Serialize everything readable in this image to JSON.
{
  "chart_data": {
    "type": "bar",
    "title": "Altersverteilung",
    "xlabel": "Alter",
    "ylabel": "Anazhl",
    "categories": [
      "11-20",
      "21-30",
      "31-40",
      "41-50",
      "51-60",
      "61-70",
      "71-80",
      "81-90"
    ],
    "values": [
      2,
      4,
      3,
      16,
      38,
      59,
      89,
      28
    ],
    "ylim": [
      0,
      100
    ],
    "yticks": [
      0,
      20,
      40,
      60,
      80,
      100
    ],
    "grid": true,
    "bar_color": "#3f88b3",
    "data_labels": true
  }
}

-- -- --

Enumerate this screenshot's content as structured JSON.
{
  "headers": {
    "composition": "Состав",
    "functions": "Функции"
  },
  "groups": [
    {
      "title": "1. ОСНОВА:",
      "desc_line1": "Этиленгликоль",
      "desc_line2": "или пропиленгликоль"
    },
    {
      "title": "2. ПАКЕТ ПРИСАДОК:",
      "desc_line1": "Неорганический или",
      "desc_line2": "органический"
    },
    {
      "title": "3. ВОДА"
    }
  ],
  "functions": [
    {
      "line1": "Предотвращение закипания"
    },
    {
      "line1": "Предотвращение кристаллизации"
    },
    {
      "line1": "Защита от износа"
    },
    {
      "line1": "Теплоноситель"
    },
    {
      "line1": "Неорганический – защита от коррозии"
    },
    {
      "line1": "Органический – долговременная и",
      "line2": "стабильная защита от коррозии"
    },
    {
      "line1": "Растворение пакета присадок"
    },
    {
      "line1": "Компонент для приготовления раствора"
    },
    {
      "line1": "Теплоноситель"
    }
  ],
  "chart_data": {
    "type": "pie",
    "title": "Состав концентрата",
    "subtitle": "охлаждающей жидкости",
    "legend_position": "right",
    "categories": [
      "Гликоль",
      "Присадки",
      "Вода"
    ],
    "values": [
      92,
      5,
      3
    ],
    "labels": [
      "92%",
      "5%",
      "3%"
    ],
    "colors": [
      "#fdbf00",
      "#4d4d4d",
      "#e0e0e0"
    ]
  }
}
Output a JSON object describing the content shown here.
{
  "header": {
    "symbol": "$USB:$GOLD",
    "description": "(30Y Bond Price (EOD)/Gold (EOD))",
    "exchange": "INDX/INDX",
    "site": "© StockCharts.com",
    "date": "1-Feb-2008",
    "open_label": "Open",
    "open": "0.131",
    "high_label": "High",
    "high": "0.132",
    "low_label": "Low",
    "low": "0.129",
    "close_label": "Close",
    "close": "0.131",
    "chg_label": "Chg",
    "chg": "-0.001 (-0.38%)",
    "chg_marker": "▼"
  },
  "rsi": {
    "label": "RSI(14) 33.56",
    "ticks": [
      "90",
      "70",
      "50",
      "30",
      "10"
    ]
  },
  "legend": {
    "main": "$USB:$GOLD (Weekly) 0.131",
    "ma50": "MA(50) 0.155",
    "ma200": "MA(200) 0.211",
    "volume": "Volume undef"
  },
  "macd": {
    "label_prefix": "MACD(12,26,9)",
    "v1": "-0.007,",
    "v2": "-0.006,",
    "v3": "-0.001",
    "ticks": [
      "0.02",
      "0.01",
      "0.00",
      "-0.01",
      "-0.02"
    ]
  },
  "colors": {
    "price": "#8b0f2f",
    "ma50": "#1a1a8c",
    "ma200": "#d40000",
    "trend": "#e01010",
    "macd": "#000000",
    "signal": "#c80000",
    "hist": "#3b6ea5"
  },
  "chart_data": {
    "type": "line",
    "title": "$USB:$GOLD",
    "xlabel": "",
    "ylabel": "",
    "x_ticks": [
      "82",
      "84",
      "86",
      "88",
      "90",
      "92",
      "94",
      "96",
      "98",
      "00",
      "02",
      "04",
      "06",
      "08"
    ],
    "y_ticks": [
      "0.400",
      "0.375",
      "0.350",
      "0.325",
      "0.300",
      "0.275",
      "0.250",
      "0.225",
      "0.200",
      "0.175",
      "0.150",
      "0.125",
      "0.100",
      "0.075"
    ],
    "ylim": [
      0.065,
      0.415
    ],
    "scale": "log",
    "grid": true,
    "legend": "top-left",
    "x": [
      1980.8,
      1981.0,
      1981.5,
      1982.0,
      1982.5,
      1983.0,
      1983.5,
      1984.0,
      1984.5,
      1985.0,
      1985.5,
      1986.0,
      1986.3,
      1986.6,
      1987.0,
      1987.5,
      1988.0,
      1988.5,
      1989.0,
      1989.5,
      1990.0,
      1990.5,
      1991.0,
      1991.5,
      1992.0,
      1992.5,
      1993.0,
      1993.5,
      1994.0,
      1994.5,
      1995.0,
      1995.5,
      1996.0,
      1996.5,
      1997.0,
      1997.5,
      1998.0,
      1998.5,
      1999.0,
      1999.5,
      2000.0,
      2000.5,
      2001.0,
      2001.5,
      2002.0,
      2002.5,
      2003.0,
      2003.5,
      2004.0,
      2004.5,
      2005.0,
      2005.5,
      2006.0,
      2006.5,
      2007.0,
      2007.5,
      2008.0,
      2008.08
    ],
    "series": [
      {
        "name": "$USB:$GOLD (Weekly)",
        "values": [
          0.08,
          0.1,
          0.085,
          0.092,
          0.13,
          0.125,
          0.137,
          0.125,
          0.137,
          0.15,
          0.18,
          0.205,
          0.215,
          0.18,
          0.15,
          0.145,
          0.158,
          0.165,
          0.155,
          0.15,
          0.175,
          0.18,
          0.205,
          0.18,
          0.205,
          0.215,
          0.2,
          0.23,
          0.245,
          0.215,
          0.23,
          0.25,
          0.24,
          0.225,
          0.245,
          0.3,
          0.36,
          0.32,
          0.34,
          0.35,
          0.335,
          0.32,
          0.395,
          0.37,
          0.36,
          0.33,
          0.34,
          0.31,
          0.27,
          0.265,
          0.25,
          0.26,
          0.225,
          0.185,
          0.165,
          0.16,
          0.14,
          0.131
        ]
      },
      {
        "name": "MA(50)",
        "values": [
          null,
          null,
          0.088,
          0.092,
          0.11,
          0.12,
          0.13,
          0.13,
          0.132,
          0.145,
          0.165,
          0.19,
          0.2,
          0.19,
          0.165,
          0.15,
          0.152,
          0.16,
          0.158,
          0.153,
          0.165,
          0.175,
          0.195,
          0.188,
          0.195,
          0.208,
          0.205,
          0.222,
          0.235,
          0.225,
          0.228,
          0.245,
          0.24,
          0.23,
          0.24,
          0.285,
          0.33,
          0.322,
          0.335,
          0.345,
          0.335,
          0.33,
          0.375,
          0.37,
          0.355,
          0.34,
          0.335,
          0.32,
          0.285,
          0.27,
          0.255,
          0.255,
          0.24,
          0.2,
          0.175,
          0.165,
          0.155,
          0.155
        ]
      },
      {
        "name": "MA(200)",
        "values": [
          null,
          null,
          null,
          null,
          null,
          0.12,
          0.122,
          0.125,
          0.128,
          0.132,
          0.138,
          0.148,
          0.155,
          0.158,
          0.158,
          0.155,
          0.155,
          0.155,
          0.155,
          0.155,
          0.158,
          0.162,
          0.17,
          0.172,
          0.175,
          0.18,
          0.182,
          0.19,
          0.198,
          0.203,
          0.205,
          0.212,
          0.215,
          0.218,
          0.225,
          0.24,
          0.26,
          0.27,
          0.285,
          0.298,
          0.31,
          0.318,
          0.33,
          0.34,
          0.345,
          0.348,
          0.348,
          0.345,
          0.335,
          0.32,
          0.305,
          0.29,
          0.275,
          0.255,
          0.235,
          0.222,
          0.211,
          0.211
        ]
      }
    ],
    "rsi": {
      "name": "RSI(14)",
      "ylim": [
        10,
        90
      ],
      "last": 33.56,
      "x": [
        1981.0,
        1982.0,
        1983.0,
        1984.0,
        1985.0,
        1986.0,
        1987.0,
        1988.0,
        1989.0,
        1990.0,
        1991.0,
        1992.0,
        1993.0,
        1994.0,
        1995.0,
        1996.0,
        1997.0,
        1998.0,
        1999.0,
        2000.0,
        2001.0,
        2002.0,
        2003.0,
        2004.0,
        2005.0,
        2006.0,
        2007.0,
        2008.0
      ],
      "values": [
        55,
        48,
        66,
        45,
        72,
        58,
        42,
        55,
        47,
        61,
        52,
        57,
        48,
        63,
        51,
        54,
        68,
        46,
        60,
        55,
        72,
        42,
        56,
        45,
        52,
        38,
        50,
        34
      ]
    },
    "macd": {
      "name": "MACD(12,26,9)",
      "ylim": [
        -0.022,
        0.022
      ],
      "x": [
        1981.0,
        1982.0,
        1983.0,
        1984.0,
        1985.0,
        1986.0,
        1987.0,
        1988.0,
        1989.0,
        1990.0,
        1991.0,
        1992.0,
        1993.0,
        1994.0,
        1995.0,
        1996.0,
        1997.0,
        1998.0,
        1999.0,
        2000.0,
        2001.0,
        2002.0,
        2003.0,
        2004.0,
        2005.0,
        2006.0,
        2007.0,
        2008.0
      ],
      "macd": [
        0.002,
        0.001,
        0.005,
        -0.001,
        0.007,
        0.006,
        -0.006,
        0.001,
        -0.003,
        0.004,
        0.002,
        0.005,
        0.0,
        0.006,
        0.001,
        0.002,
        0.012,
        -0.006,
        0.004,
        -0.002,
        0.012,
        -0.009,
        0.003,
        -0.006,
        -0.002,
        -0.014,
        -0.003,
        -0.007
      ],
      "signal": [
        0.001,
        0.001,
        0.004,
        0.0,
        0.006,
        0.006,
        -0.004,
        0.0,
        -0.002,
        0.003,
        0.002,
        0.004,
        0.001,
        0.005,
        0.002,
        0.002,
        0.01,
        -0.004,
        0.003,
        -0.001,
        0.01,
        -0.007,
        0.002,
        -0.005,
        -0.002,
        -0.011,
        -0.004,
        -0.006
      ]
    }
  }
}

-- -- --

From the material, report only how many lines include the word "Weekly".

Problem solution -> 2